■ Set problem: Copy each line of the entries that contains the word "bottom".

━━━ Given data ━━━

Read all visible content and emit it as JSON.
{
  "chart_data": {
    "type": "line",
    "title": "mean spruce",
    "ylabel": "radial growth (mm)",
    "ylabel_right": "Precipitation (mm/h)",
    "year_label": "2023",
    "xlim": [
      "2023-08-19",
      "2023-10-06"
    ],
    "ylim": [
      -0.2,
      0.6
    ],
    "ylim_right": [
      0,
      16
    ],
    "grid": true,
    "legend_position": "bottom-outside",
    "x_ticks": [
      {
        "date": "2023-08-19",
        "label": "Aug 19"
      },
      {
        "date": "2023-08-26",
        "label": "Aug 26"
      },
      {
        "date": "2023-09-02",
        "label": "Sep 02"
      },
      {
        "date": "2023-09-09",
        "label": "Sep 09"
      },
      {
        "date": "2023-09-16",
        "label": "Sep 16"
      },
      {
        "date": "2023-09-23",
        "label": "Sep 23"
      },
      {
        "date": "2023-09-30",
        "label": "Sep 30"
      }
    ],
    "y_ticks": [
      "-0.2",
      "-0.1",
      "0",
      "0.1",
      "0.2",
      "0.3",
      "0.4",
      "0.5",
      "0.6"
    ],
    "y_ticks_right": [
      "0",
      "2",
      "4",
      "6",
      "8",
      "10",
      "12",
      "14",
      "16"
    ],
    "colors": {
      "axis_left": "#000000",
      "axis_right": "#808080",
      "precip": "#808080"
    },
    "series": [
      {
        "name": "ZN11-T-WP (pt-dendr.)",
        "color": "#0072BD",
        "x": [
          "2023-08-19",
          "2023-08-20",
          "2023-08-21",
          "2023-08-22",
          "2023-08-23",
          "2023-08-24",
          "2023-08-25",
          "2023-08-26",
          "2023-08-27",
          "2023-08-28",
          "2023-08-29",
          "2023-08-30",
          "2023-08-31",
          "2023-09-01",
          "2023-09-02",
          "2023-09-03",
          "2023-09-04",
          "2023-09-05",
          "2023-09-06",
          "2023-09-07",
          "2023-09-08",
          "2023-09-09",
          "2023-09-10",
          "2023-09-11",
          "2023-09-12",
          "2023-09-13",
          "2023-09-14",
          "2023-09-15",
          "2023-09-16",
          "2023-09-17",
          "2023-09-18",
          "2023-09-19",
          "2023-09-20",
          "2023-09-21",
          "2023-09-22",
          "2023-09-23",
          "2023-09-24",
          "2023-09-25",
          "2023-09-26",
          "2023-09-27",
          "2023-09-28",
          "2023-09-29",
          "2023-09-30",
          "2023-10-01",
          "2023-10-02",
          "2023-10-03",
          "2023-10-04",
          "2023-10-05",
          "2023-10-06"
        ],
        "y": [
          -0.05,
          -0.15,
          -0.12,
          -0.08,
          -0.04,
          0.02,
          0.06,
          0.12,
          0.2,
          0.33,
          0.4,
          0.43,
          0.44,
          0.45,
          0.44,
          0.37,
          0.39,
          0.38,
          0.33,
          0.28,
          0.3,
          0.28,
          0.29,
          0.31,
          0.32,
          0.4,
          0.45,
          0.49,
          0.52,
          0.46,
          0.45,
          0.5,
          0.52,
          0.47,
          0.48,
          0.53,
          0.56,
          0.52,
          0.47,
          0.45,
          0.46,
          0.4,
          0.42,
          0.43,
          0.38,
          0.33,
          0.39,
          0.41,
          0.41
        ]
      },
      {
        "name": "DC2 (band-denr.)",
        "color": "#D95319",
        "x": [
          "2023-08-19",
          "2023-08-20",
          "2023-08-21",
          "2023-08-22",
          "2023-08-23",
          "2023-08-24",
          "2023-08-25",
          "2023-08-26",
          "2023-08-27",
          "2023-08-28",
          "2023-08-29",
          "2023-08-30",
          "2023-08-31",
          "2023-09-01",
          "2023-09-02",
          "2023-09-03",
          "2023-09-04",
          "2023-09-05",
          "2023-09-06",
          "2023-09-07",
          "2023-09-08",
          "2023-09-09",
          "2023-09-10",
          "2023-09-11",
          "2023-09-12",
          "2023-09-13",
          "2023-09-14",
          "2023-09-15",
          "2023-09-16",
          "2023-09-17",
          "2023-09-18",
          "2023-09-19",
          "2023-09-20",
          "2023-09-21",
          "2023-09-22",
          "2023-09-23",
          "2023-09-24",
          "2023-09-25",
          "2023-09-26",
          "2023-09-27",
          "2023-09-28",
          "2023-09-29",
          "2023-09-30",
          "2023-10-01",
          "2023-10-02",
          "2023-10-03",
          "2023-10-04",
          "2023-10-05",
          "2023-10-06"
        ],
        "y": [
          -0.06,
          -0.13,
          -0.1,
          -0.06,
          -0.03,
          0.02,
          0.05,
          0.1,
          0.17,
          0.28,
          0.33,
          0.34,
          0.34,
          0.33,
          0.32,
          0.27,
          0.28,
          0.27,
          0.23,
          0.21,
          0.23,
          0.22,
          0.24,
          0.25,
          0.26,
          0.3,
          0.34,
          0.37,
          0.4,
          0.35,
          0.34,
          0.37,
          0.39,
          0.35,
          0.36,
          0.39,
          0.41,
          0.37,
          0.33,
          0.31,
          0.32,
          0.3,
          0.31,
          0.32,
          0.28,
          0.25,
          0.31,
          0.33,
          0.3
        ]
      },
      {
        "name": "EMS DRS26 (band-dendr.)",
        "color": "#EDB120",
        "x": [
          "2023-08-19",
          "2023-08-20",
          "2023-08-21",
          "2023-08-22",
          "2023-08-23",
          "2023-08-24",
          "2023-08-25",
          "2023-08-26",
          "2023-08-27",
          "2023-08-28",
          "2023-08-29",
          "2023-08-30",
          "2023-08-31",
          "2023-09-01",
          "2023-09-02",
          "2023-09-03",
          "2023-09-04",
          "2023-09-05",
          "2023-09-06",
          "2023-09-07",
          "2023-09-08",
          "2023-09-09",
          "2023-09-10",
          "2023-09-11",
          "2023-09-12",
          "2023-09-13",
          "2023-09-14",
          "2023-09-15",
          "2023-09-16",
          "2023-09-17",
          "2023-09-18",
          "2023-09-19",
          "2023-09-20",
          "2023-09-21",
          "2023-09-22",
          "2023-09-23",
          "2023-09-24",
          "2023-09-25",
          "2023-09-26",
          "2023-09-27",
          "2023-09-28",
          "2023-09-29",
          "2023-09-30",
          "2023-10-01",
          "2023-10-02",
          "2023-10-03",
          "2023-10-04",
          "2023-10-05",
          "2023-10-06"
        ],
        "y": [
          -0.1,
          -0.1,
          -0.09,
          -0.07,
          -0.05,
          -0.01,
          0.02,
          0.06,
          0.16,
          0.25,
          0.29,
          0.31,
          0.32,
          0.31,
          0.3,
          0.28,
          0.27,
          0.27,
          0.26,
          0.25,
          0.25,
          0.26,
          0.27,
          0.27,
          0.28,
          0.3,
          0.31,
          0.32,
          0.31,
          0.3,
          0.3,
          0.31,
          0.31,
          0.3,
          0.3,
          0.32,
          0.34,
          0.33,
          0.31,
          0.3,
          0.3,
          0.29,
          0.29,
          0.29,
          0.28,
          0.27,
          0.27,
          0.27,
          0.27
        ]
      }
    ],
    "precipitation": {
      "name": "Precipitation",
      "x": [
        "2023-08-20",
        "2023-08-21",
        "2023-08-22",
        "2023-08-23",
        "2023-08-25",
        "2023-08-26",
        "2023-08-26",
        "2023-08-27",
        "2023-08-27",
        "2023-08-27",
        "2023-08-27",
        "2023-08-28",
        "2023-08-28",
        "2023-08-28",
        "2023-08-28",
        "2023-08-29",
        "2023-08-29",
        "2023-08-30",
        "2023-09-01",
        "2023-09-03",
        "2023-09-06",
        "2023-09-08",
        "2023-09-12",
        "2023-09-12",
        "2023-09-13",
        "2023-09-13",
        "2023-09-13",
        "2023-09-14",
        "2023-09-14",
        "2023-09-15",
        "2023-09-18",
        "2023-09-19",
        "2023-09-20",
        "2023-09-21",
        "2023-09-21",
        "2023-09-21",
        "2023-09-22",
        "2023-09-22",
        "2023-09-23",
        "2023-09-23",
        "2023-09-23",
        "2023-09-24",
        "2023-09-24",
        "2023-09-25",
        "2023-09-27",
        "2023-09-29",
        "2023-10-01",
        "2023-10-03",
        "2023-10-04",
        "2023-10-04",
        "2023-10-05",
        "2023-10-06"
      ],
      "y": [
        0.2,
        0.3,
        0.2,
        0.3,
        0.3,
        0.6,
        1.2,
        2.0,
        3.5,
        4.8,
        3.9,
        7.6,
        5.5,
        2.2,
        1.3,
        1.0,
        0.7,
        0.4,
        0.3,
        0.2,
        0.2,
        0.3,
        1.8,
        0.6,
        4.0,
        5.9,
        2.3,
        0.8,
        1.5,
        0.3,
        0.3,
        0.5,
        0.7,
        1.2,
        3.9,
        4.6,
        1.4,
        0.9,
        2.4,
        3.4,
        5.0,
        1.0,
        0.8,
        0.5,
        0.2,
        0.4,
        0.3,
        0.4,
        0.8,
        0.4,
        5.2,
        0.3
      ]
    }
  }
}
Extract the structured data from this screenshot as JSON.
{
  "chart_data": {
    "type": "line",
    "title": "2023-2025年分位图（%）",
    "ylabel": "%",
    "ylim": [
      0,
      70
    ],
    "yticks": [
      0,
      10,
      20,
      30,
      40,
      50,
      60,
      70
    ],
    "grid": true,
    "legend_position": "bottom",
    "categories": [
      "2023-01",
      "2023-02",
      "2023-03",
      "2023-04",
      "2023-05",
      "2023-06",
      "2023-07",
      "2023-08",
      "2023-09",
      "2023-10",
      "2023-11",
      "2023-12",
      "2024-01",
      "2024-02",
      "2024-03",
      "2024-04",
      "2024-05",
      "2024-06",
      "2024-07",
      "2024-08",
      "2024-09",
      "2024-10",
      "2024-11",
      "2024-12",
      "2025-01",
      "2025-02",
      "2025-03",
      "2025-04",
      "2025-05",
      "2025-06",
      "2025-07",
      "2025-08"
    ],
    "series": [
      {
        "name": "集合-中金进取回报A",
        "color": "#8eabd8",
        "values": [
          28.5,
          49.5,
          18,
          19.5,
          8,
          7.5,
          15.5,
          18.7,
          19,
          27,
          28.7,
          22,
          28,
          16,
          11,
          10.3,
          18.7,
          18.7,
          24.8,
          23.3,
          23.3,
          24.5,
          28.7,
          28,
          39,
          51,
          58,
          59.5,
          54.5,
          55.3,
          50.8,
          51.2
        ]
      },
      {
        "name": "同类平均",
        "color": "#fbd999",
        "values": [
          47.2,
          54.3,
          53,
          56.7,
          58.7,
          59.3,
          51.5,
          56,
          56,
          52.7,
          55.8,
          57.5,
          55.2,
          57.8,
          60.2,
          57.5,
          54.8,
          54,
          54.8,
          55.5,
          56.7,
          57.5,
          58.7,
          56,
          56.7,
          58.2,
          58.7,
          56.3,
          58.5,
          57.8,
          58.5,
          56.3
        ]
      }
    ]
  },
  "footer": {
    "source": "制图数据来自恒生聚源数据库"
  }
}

━━━

■ Answer to this task:
    "legend_position": "bottom-outside",
    "legend_position": "bottom",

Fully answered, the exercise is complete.